Description of the task:
What follows are records. Restate all of them word for word.

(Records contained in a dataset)
= = = = = = =

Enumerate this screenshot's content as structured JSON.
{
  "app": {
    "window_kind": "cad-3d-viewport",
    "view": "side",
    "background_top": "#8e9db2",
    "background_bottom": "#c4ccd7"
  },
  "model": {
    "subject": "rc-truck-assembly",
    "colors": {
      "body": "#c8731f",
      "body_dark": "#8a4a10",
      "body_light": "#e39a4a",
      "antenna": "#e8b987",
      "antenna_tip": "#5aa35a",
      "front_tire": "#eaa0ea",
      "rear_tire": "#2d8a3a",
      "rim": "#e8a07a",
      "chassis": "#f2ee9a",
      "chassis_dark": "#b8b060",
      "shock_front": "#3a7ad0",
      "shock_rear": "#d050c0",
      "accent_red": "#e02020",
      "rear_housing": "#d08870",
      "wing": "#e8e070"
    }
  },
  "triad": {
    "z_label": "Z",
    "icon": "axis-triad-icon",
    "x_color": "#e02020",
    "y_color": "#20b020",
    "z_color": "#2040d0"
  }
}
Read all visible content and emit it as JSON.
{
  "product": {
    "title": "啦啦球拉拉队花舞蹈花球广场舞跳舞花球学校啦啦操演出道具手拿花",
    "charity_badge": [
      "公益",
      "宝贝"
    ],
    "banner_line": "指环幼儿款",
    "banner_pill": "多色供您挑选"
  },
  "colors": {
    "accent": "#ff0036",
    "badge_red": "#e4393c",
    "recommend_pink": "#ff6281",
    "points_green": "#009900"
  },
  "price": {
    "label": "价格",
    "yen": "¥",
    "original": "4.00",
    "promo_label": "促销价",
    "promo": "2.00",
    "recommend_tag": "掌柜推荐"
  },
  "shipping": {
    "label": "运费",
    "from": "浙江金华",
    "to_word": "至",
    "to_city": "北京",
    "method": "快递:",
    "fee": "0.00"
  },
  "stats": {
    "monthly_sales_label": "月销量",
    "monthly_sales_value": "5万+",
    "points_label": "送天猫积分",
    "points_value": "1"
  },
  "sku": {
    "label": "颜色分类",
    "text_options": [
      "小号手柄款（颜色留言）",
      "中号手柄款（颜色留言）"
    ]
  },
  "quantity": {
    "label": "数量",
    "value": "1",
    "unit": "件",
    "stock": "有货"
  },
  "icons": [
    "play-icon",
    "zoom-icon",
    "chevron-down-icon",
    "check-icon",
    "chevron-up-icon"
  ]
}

= = = = = = =

Output of the exercise:
Enumerate this screenshot's content as structured JSON.
{
  "app": {
    "window_kind": "cad-3d-viewport",
    "view": "side",
    "background_top": "#8e9db2",
    "background_bottom": "#c4ccd7"
  },
  "model": {
    "subject": "rc-truck-assembly",
    "colors": {
      "body": "#c8731f",
      "body_dark": "#8a4a10",
      "body_light": "#e39a4a",
      "antenna": "#e8b987",
      "antenna_tip": "#5aa35a",
      "front_tire": "#eaa0ea",
      "rear_tire": "#2d8a3a",
      "rim": "#e8a07a",
      "chassis": "#f2ee9a",
      "chassis_dark": "#b8b060",
      "shock_front": "#3a7ad0",
      "shock_rear": "#d050c0",
      "accent_red": "#e02020",
      "rear_housing": "#d08870",
      "wing": "#e8e070"
    }
  },
  "triad": {
    "z_label": "Z",
    "icon": "axis-triad-icon",
    "x_color": "#e02020",
    "y_color": "#20b020",
    "z_color": "#2040d0"
  }
}
Read all visible content and emit it as JSON.
{
  "product": {
    "title": "啦啦球拉拉队花舞蹈花球广场舞跳舞花球学校啦啦操演出道具手拿花",
    "charity_badge": [
      "公益",
      "宝贝"
    ],
    "banner_line": "指环幼儿款",
    "banner_pill": "多色供您挑选"
  },
  "colors": {
    "accent": "#ff0036",
    "badge_red": "#e4393c",
    "recommend_pink": "#ff6281",
    "points_green": "#009900"
  },
  "price": {
    "label": "价格",
    "yen": "¥",
    "original": "4.00",
    "promo_label": "促销价",
    "promo": "2.00",
    "recommend_tag": "掌柜推荐"
  },
  "shipping": {
    "label": "运费",
    "from": "浙江金华",
    "to_word": "至",
    "to_city": "北京",
    "method": "快递:",
    "fee": "0.00"
  },
  "stats": {
    "monthly_sales_label": "月销量",
    "monthly_sales_value": "5万+",
    "points_label": "送天猫积分",
    "points_value": "1"
  },
  "sku": {
    "label": "颜色分类",
    "text_options": [
      "小号手柄款（颜色留言）",
      "中号手柄款（颜色留言）"
    ]
  },
  "quantity": {
    "label": "数量",
    "value": "1",
    "unit": "件",
    "stock": "有货"
  },
  "icons": [
    "play-icon",
    "zoom-icon",
    "chevron-down-icon",
    "check-icon",
    "chevron-up-icon"
  ]
}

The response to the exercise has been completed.